---------- RECORDS PROVIDED ----------

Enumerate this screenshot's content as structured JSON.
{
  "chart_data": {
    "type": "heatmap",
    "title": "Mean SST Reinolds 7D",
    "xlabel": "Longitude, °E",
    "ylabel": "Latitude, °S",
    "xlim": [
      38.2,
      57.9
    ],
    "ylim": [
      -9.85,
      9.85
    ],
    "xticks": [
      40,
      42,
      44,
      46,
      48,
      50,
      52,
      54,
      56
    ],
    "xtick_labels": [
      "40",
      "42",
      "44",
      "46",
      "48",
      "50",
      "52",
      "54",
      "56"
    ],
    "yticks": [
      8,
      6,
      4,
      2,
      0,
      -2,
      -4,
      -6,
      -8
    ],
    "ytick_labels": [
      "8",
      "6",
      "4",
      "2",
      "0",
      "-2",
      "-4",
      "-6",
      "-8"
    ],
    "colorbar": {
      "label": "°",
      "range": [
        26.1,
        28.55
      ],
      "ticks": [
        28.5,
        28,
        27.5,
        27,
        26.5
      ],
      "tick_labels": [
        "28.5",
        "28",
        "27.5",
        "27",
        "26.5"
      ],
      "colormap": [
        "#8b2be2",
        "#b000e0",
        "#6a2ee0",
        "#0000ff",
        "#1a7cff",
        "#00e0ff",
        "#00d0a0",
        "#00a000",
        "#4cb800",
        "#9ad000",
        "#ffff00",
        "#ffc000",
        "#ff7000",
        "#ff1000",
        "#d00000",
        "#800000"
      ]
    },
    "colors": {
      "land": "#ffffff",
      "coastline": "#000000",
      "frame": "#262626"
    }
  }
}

----------

GIVEN TASK
Retype the records in full. Keep every line identical to the original.

WRITTEN SOLUTION
Enumerate this screenshot's content as structured JSON.
{
  "chart_data": {
    "type": "heatmap",
    "title": "Mean SST Reinolds 7D",
    "xlabel": "Longitude, °E",
    "ylabel": "Latitude, °S",
    "xlim": [
      38.2,
      57.9
    ],
    "ylim": [
      -9.85,
      9.85
    ],
    "xticks": [
      40,
      42,
      44,
      46,
      48,
      50,
      52,
      54,
      56
    ],
    "xtick_labels": [
      "40",
      "42",
      "44",
      "46",
      "48",
      "50",
      "52",
      "54",
      "56"
    ],
    "yticks": [
      8,
      6,
      4,
      2,
      0,
      -2,
      -4,
      -6,
      -8
    ],
    "ytick_labels": [
      "8",
      "6",
      "4",
      "2",
      "0",
      "-2",
      "-4",
      "-6",
      "-8"
    ],
    "colorbar": {
      "label": "°",
      "range": [
        26.1,
        28.55
      ],
      "ticks": [
        28.5,
        28,
        27.5,
        27,
        26.5
      ],
      "tick_labels": [
        "28.5",
        "28",
        "27.5",
        "27",
        "26.5"
      ],
      "colormap": [
        "#8b2be2",
        "#b000e0",
        "#6a2ee0",
        "#0000ff",
        "#1a7cff",
        "#00e0ff",
        "#00d0a0",
        "#00a000",
        "#4cb800",
        "#9ad000",
        "#ffff00",
        "#ffc000",
        "#ff7000",
        "#ff1000",
        "#d00000",
        "#800000"
      ]
    },
    "colors": {
      "land": "#ffffff",
      "coastline": "#000000",
      "frame": "#262626"
    }
  }
}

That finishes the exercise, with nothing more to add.